WHAT YOU SHOULD DO —
Without skipping anything, write out each record below exactly.

--- Begin DATASET ROWS ---

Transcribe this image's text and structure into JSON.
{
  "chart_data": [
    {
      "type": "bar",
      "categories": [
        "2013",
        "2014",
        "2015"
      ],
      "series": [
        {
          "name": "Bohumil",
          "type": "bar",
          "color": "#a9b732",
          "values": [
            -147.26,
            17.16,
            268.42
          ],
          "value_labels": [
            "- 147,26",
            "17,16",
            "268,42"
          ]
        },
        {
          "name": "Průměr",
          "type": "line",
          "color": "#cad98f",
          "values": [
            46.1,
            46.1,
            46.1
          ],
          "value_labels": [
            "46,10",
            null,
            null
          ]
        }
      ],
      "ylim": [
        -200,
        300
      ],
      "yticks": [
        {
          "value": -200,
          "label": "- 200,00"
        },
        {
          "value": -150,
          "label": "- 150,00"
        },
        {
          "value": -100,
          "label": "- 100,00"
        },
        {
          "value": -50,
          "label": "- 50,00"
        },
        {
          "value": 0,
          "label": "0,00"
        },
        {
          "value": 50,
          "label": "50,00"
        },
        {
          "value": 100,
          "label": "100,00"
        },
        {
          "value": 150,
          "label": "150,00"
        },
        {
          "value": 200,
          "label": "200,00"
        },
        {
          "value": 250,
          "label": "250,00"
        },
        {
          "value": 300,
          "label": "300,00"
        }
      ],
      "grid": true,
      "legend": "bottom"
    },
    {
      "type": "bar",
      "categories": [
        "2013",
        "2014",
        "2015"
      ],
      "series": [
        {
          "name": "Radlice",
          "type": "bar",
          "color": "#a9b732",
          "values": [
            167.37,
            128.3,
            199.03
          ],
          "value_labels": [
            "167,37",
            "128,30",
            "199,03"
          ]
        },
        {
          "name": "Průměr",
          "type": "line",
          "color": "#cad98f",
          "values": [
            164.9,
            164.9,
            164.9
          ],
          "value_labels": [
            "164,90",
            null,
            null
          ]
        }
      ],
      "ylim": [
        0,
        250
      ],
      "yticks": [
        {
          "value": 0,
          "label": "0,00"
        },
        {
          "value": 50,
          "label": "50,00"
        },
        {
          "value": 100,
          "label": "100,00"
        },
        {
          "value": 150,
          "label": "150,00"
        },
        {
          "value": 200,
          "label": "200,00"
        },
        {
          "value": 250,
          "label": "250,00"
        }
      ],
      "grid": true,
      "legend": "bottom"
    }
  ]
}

--- End DATASET ROWS ---

RESPONSE TO THIS TASK —
Transcribe this image's text and structure into JSON.
{
  "chart_data": [
    {
      "type": "bar",
      "categories": [
        "2013",
        "2014",
        "2015"
      ],
      "series": [
        {
          "name": "Bohumil",
          "type": "bar",
          "color": "#a9b732",
          "values": [
            -147.26,
            17.16,
            268.42
          ],
          "value_labels": [
            "- 147,26",
            "17,16",
            "268,42"
          ]
        },
        {
          "name": "Průměr",
          "type": "line",
          "color": "#cad98f",
          "values": [
            46.1,
            46.1,
            46.1
          ],
          "value_labels": [
            "46,10",
            null,
            null
          ]
        }
      ],
      "ylim": [
        -200,
        300
      ],
      "yticks": [
        {
          "value": -200,
          "label": "- 200,00"
        },
        {
          "value": -150,
          "label": "- 150,00"
        },
        {
          "value": -100,
          "label": "- 100,00"
        },
        {
          "value": -50,
          "label": "- 50,00"
        },
        {
          "value": 0,
          "label": "0,00"
        },
        {
          "value": 50,
          "label": "50,00"
        },
        {
          "value": 100,
          "label": "100,00"
        },
        {
          "value": 150,
          "label": "150,00"
        },
        {
          "value": 200,
          "label": "200,00"
        },
        {
          "value": 250,
          "label": "250,00"
        },
        {
          "value": 300,
          "label": "300,00"
        }
      ],
      "grid": true,
      "legend": "bottom"
    },
    {
      "type": "bar",
      "categories": [
        "2013",
        "2014",
        "2015"
      ],
      "series": [
        {
          "name": "Radlice",
          "type": "bar",
          "color": "#a9b732",
          "values": [
            167.37,
            128.3,
            199.03
          ],
          "value_labels": [
            "167,37",
            "128,30",
            "199,03"
          ]
        },
        {
          "name": "Průměr",
          "type": "line",
          "color": "#cad98f",
          "values": [
            164.9,
            164.9,
            164.9
          ],
          "value_labels": [
            "164,90",
            null,
            null
          ]
        }
      ],
      "ylim": [
        0,
        250
      ],
      "yticks": [
        {
          "value": 0,
          "label": "0,00"
        },
        {
          "value": 50,
          "label": "50,00"
        },
        {
          "value": 100,
          "label": "100,00"
        },
        {
          "value": 150,
          "label": "150,00"
        },
        {
          "value": 200,
          "label": "200,00"
        },
        {
          "value": 250,
          "label": "250,00"
        }
      ],
      "grid": true,
      "legend": "bottom"
    }
  ]
}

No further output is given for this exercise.